Down to the last line, write out the entries below exactly and omit all pictures.

(The records Opens)

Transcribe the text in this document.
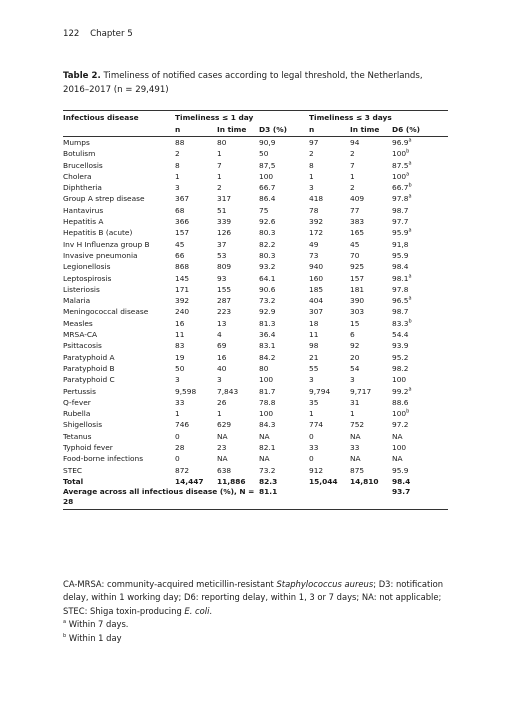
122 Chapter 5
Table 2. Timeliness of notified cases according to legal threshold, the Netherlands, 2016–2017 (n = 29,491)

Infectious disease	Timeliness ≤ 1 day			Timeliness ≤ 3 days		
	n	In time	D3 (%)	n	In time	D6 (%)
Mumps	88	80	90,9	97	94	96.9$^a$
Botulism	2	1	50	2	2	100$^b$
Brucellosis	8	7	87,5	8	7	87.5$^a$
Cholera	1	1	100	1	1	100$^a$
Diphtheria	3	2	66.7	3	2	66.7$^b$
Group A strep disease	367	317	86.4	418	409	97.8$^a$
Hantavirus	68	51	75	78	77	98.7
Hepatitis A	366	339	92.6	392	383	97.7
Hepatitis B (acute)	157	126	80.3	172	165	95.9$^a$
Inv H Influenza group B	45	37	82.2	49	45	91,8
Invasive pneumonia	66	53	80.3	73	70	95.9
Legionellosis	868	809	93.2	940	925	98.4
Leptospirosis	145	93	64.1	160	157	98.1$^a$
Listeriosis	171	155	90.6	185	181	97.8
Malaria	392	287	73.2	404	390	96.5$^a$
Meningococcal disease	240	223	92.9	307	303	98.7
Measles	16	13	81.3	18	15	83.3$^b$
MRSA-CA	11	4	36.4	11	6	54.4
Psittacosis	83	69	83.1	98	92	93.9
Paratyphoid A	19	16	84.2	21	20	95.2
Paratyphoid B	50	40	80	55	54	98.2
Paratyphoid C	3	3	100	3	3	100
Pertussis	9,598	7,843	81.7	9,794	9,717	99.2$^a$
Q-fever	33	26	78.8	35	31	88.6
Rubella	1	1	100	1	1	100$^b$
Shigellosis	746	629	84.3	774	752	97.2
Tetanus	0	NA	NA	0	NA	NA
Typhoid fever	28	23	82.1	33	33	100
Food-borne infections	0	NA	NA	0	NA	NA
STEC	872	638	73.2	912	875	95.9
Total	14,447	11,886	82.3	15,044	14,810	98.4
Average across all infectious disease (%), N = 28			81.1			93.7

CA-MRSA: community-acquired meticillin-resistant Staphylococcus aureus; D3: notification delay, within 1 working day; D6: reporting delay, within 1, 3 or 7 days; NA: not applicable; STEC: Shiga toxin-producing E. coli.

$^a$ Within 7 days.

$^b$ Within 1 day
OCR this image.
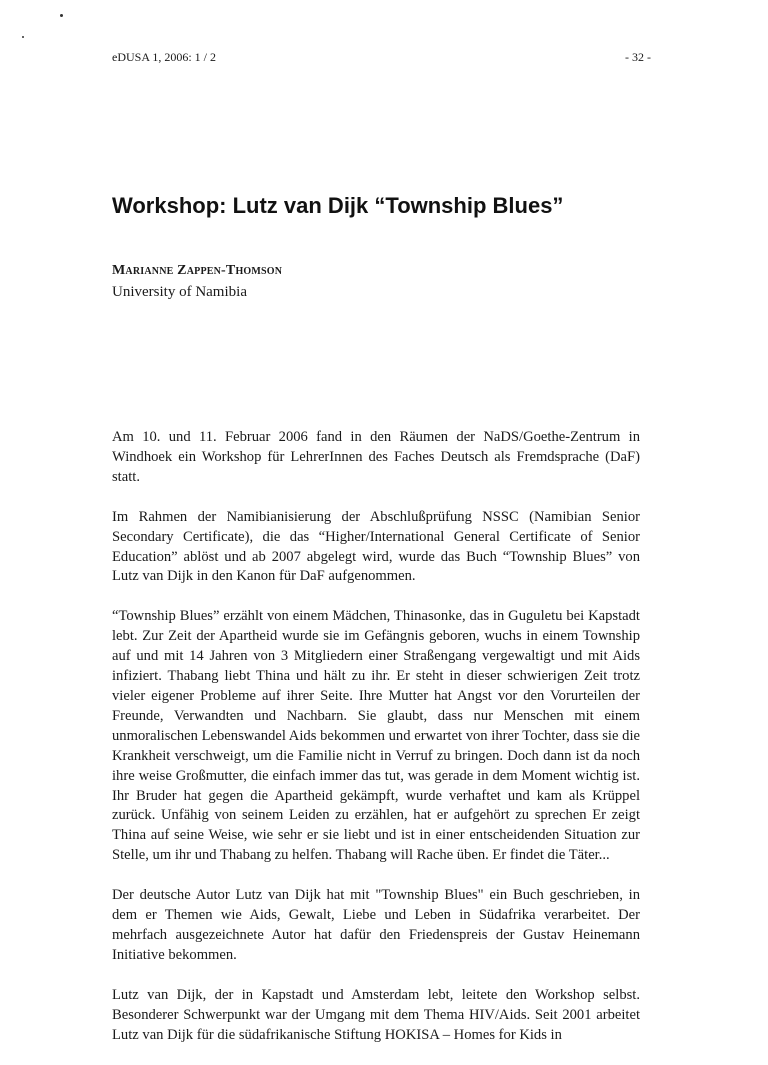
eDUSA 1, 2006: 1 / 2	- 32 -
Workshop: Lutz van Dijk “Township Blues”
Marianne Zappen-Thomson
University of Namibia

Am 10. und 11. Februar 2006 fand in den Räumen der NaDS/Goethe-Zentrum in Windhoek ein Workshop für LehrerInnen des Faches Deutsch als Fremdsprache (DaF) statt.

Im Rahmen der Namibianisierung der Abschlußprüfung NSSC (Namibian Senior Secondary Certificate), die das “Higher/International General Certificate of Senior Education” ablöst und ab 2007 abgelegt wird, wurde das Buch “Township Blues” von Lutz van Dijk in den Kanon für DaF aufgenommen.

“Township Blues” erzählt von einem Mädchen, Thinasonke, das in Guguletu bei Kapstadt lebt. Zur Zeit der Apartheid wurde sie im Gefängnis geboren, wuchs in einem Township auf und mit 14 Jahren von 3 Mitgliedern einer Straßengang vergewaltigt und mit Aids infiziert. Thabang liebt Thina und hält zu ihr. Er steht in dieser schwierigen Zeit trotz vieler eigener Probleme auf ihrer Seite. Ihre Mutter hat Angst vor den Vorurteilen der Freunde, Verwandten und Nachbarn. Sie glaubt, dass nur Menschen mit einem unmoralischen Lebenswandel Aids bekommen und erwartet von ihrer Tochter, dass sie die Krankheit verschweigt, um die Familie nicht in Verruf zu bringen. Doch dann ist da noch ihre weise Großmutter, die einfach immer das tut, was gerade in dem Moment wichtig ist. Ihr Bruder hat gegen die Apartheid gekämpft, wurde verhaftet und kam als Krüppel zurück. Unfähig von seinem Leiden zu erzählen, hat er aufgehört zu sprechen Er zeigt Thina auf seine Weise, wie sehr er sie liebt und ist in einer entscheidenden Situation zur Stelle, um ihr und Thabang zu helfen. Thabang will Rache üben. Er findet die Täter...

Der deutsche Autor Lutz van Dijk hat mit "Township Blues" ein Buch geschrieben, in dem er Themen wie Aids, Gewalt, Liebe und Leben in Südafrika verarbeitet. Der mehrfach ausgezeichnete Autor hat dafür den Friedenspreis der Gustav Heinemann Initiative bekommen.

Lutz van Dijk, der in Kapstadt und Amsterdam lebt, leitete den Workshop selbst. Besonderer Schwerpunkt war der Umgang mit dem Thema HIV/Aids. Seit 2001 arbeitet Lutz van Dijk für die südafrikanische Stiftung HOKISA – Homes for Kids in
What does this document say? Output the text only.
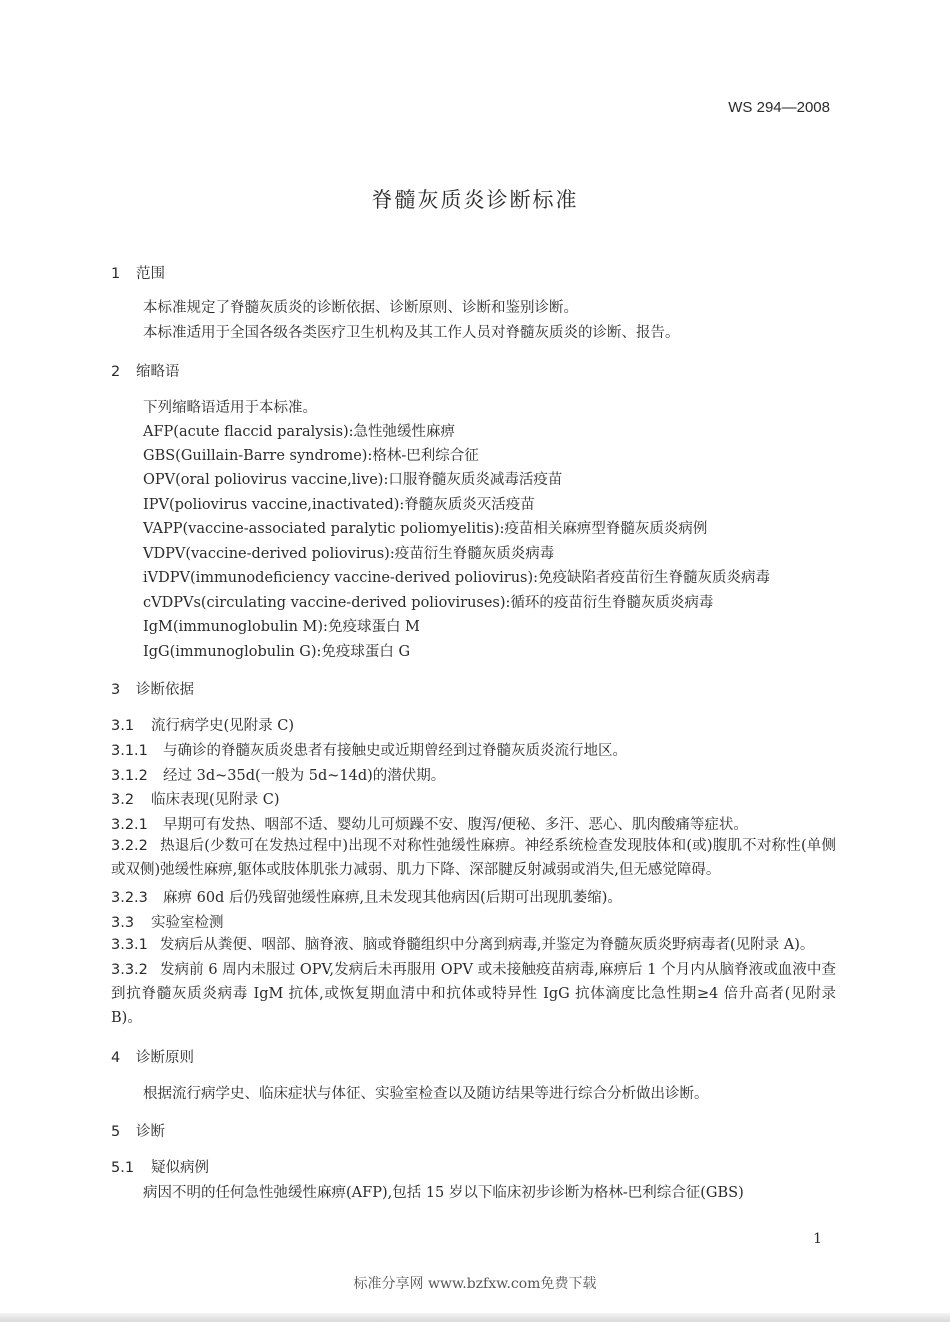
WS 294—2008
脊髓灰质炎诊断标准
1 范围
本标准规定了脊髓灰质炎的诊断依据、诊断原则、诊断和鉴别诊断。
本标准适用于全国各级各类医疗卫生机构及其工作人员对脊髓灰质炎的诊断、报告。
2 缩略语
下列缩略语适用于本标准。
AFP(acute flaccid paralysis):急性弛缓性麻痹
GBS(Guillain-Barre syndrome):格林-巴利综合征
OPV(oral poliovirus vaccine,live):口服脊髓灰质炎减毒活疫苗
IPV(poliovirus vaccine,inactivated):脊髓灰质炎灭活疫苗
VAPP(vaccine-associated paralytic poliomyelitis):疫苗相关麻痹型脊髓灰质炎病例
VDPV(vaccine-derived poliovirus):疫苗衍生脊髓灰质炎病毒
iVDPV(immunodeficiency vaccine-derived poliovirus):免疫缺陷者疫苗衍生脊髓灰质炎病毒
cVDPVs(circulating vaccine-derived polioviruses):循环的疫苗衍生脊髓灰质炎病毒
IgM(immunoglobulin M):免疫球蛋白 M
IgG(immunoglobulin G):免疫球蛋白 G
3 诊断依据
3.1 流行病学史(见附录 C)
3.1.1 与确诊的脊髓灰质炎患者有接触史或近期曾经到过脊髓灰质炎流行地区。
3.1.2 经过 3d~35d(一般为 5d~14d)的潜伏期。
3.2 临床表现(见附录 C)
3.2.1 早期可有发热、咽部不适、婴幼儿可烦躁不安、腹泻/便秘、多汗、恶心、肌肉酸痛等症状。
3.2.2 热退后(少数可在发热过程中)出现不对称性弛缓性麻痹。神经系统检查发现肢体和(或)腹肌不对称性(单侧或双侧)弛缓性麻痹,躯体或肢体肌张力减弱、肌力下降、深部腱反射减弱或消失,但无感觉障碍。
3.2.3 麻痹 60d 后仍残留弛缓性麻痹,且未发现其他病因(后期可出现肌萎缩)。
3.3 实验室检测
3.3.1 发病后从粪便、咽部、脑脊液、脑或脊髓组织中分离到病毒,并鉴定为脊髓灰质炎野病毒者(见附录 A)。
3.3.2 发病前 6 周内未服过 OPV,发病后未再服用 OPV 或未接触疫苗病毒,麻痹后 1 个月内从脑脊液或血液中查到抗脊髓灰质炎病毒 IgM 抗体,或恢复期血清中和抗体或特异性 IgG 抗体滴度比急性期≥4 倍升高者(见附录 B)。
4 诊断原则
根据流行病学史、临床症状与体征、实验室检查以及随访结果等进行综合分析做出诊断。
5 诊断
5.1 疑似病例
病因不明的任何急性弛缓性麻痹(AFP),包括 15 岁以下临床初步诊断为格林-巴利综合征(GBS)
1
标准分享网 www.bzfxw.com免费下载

(The records Closes)

> [Answer to this task]
Transcribe the text in this document.
122 Chapter 5
Table 2. Timeliness of notified cases according to legal threshold, the Netherlands, 2016–2017 (n = 29,491)

Infectious disease	Timeliness ≤ 1 day			Timeliness ≤ 3 days		
	n	In time	D3 (%)	n	In time	D6 (%)
Mumps	88	80	90,9	97	94	96.9$^a$
Botulism	2	1	50	2	2	100$^b$
Brucellosis	8	7	87,5	8	7	87.5$^a$
Cholera	1	1	100	1	1	100$^a$
Diphtheria	3	2	66.7	3	2	66.7$^b$
Group A strep disease	367	317	86.4	418	409	97.8$^a$
Hantavirus	68	51	75	78	77	98.7
Hepatitis A	366	339	92.6	392	383	97.7
Hepatitis B (acute)	157	126	80.3	172	165	95.9$^a$
Inv H Influenza group B	45	37	82.2	49	45	91,8
Invasive pneumonia	66	53	80.3	73	70	95.9
Legionellosis	868	809	93.2	940	925	98.4
Leptospirosis	145	93	64.1	160	157	98.1$^a$
Listeriosis	171	155	90.6	185	181	97.8
Malaria	392	287	73.2	404	390	96.5$^a$
Meningococcal disease	240	223	92.9	307	303	98.7
Measles	16	13	81.3	18	15	83.3$^b$
MRSA-CA	11	4	36.4	11	6	54.4
Psittacosis	83	69	83.1	98	92	93.9
Paratyphoid A	19	16	84.2	21	20	95.2
Paratyphoid B	50	40	80	55	54	98.2
Paratyphoid C	3	3	100	3	3	100
Pertussis	9,598	7,843	81.7	9,794	9,717	99.2$^a$
Q-fever	33	26	78.8	35	31	88.6
Rubella	1	1	100	1	1	100$^b$
Shigellosis	746	629	84.3	774	752	97.2
Tetanus	0	NA	NA	0	NA	NA
Typhoid fever	28	23	82.1	33	33	100
Food-borne infections	0	NA	NA	0	NA	NA
STEC	872	638	73.2	912	875	95.9
Total	14,447	11,886	82.3	15,044	14,810	98.4
Average across all infectious disease (%), N = 28			81.1			93.7

CA-MRSA: community-acquired meticillin-resistant Staphylococcus aureus; D3: notification delay, within 1 working day; D6: reporting delay, within 1, 3 or 7 days; NA: not applicable; STEC: Shiga toxin-producing E. coli.

$^a$ Within 7 days.

$^b$ Within 1 day
OCR this image.
eDUSA 1, 2006: 1 / 2	- 32 -
Workshop: Lutz van Dijk “Township Blues”
Marianne Zappen-Thomson
University of Namibia

Am 10. und 11. Februar 2006 fand in den Räumen der NaDS/Goethe-Zentrum in Windhoek ein Workshop für LehrerInnen des Faches Deutsch als Fremdsprache (DaF) statt.

Im Rahmen der Namibianisierung der Abschlußprüfung NSSC (Namibian Senior Secondary Certificate), die das “Higher/International General Certificate of Senior Education” ablöst und ab 2007 abgelegt wird, wurde das Buch “Township Blues” von Lutz van Dijk in den Kanon für DaF aufgenommen.

“Township Blues” erzählt von einem Mädchen, Thinasonke, das in Guguletu bei Kapstadt lebt. Zur Zeit der Apartheid wurde sie im Gefängnis geboren, wuchs in einem Township auf und mit 14 Jahren von 3 Mitgliedern einer Straßengang vergewaltigt und mit Aids infiziert. Thabang liebt Thina und hält zu ihr. Er steht in dieser schwierigen Zeit trotz vieler eigener Probleme auf ihrer Seite. Ihre Mutter hat Angst vor den Vorurteilen der Freunde, Verwandten und Nachbarn. Sie glaubt, dass nur Menschen mit einem unmoralischen Lebenswandel Aids bekommen und erwartet von ihrer Tochter, dass sie die Krankheit verschweigt, um die Familie nicht in Verruf zu bringen. Doch dann ist da noch ihre weise Großmutter, die einfach immer das tut, was gerade in dem Moment wichtig ist. Ihr Bruder hat gegen die Apartheid gekämpft, wurde verhaftet und kam als Krüppel zurück. Unfähig von seinem Leiden zu erzählen, hat er aufgehört zu sprechen Er zeigt Thina auf seine Weise, wie sehr er sie liebt und ist in einer entscheidenden Situation zur Stelle, um ihr und Thabang zu helfen. Thabang will Rache üben. Er findet die Täter...

Der deutsche Autor Lutz van Dijk hat mit "Township Blues" ein Buch geschrieben, in dem er Themen wie Aids, Gewalt, Liebe und Leben in Südafrika verarbeitet. Der mehrfach ausgezeichnete Autor hat dafür den Friedenspreis der Gustav Heinemann Initiative bekommen.

Lutz van Dijk, der in Kapstadt und Amsterdam lebt, leitete den Workshop selbst. Besonderer Schwerpunkt war der Umgang mit dem Thema HIV/Aids. Seit 2001 arbeitet Lutz van Dijk für die südafrikanische Stiftung HOKISA – Homes for Kids in
What does this document say? Output the text only.
WS 294—2008
脊髓灰质炎诊断标准
1 范围
本标准规定了脊髓灰质炎的诊断依据、诊断原则、诊断和鉴别诊断。
本标准适用于全国各级各类医疗卫生机构及其工作人员对脊髓灰质炎的诊断、报告。
2 缩略语
下列缩略语适用于本标准。
AFP(acute flaccid paralysis):急性弛缓性麻痹
GBS(Guillain-Barre syndrome):格林-巴利综合征
OPV(oral poliovirus vaccine,live):口服脊髓灰质炎减毒活疫苗
IPV(poliovirus vaccine,inactivated):脊髓灰质炎灭活疫苗
VAPP(vaccine-associated paralytic poliomyelitis):疫苗相关麻痹型脊髓灰质炎病例
VDPV(vaccine-derived poliovirus):疫苗衍生脊髓灰质炎病毒
iVDPV(immunodeficiency vaccine-derived poliovirus):免疫缺陷者疫苗衍生脊髓灰质炎病毒
cVDPVs(circulating vaccine-derived polioviruses):循环的疫苗衍生脊髓灰质炎病毒
IgM(immunoglobulin M):免疫球蛋白 M
IgG(immunoglobulin G):免疫球蛋白 G
3 诊断依据
3.1 流行病学史(见附录 C)
3.1.1 与确诊的脊髓灰质炎患者有接触史或近期曾经到过脊髓灰质炎流行地区。
3.1.2 经过 3d~35d(一般为 5d~14d)的潜伏期。
3.2 临床表现(见附录 C)
3.2.1 早期可有发热、咽部不适、婴幼儿可烦躁不安、腹泻/便秘、多汗、恶心、肌肉酸痛等症状。
3.2.2 热退后(少数可在发热过程中)出现不对称性弛缓性麻痹。神经系统检查发现肢体和(或)腹肌不对称性(单侧或双侧)弛缓性麻痹,躯体或肢体肌张力减弱、肌力下降、深部腱反射减弱或消失,但无感觉障碍。
3.2.3 麻痹 60d 后仍残留弛缓性麻痹,且未发现其他病因(后期可出现肌萎缩)。
3.3 实验室检测
3.3.1 发病后从粪便、咽部、脑脊液、脑或脊髓组织中分离到病毒,并鉴定为脊髓灰质炎野病毒者(见附录 A)。
3.3.2 发病前 6 周内未服过 OPV,发病后未再服用 OPV 或未接触疫苗病毒,麻痹后 1 个月内从脑脊液或血液中查到抗脊髓灰质炎病毒 IgM 抗体,或恢复期血清中和抗体或特异性 IgG 抗体滴度比急性期≥4 倍升高者(见附录 B)。
4 诊断原则
根据流行病学史、临床症状与体征、实验室检查以及随访结果等进行综合分析做出诊断。
5 诊断
5.1 疑似病例
病因不明的任何急性弛缓性麻痹(AFP),包括 15 岁以下临床初步诊断为格林-巴利综合征(GBS)
1
标准分享网 www.bzfxw.com免费下载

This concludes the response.